* start PROVIDED INFORMATION *
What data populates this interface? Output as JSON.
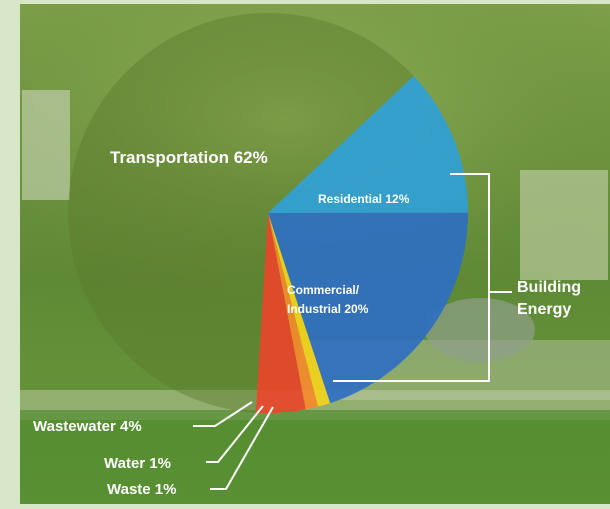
{
  "chart_data": {
    "type": "pie",
    "slices": [
      {
        "label": "Transportation",
        "value": 62,
        "display": "Transportation 62%",
        "color": "#5b7a2c"
      },
      {
        "label": "Residential",
        "value": 12,
        "display": "Residential 12%",
        "color": "#2f9fd6"
      },
      {
        "label": "Commercial/ Industrial",
        "value": 20,
        "display_lines": [
          "Commercial/",
          "Industrial 20%"
        ],
        "color": "#2f6fc2"
      },
      {
        "label": "Wastewater",
        "value": 4,
        "display": "Wastewater 4%",
        "color": "#e8452a"
      },
      {
        "label": "Water",
        "value": 1,
        "display": "Water 1%",
        "color": "#f58a2a"
      },
      {
        "label": "Waste",
        "value": 1,
        "display": "Waste 1%",
        "color": "#f2d21c"
      }
    ],
    "group_label": {
      "lines": [
        "Building",
        "Energy"
      ],
      "members": [
        "Residential",
        "Commercial/ Industrial"
      ]
    }
  }
}
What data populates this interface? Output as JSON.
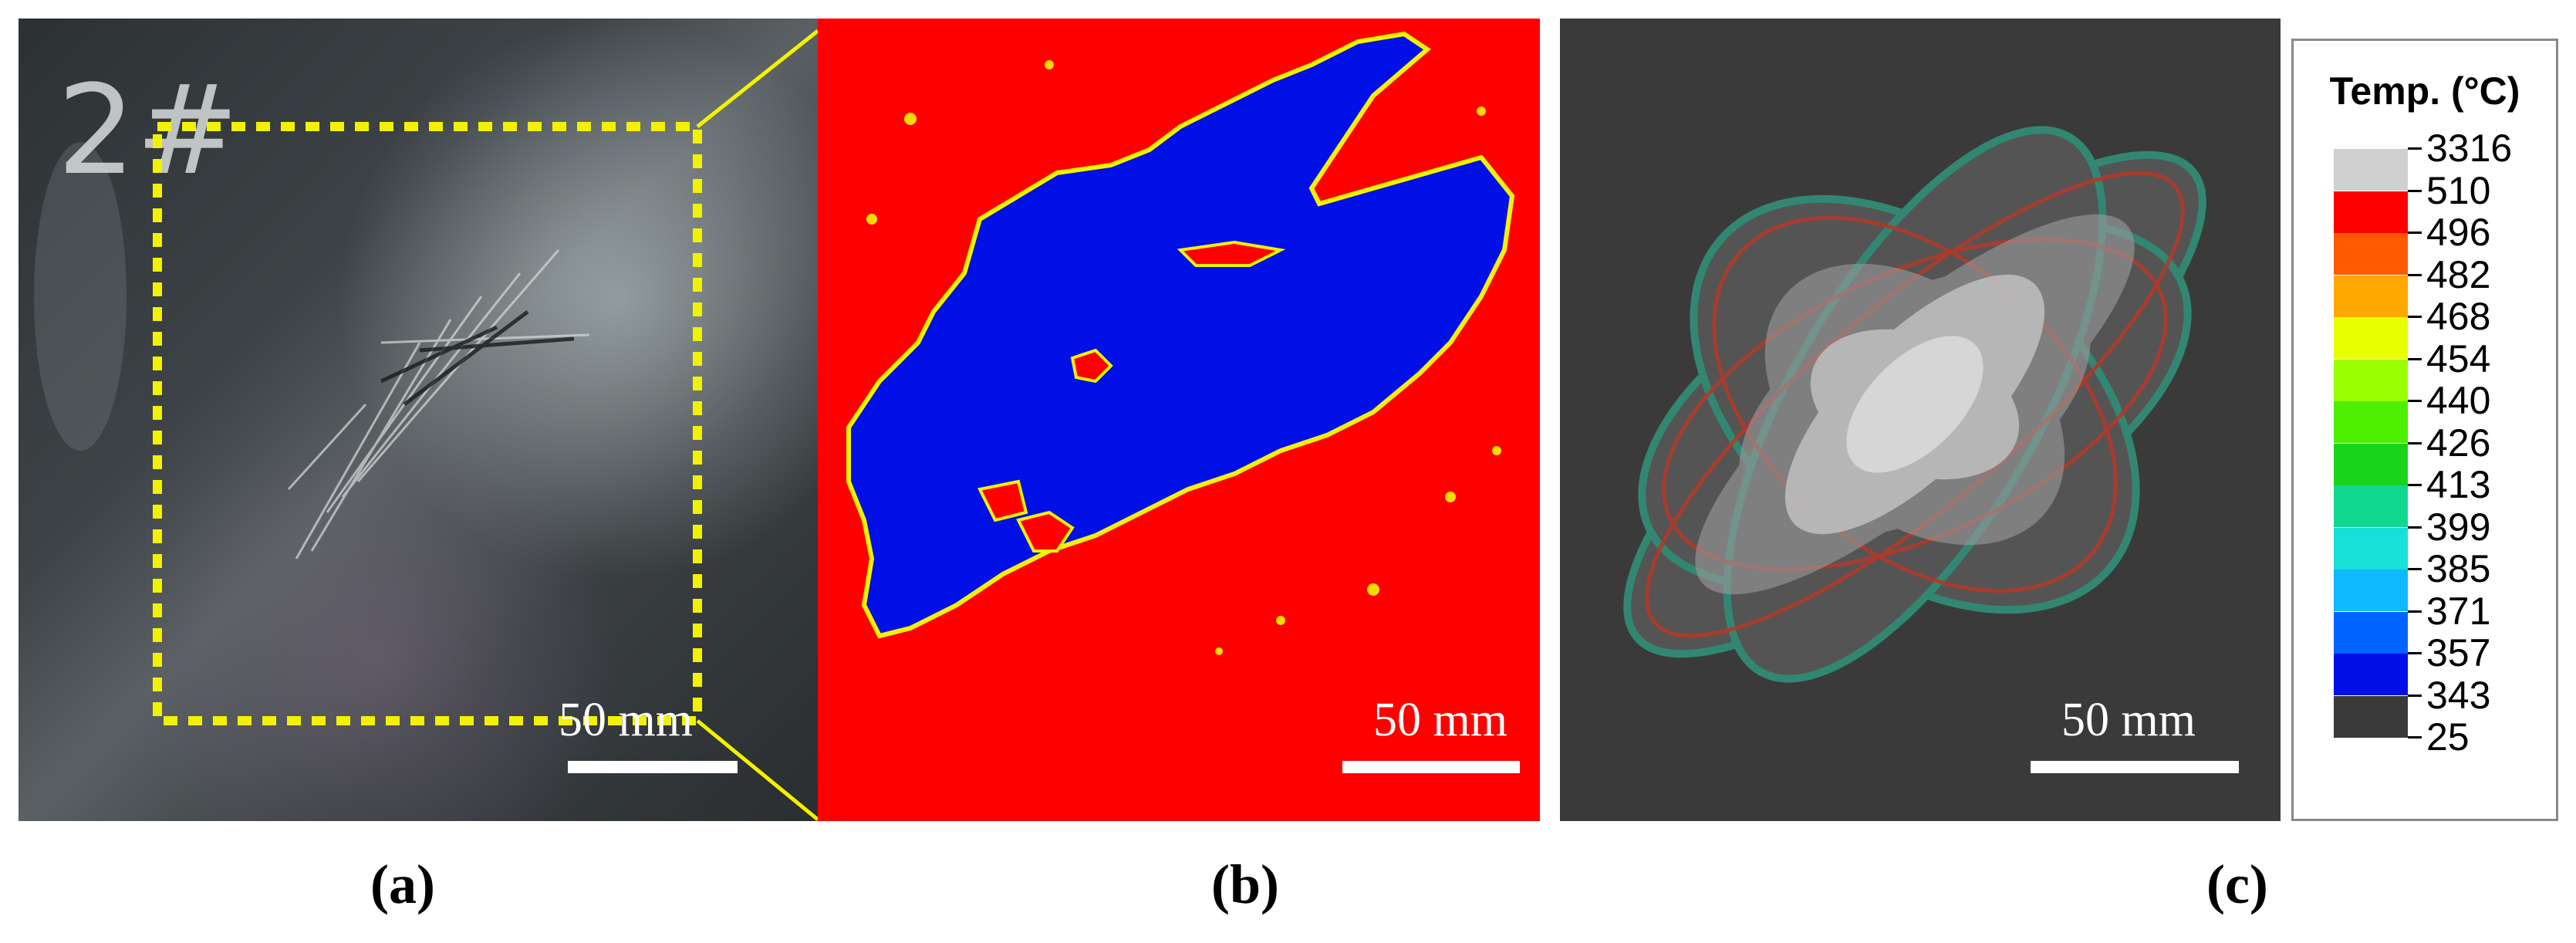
* end PROVIDED INFORMATION *
WHAT IS ASKED:
Excluding the pictures, reproduce every entry exactly as given.

CORRECT OUTPUT:
What data populates this interface? Output as JSON.
{
  "chart_data": {
    "type": "pie",
    "slices": [
      {
        "label": "Transportation",
        "value": 62,
        "display": "Transportation 62%",
        "color": "#5b7a2c"
      },
      {
        "label": "Residential",
        "value": 12,
        "display": "Residential 12%",
        "color": "#2f9fd6"
      },
      {
        "label": "Commercial/ Industrial",
        "value": 20,
        "display_lines": [
          "Commercial/",
          "Industrial 20%"
        ],
        "color": "#2f6fc2"
      },
      {
        "label": "Wastewater",
        "value": 4,
        "display": "Wastewater 4%",
        "color": "#e8452a"
      },
      {
        "label": "Water",
        "value": 1,
        "display": "Water 1%",
        "color": "#f58a2a"
      },
      {
        "label": "Waste",
        "value": 1,
        "display": "Waste 1%",
        "color": "#f2d21c"
      }
    ],
    "group_label": {
      "lines": [
        "Building",
        "Energy"
      ],
      "members": [
        "Residential",
        "Commercial/ Industrial"
      ]
    }
  }
}
What data populates this interface? Output as JSON.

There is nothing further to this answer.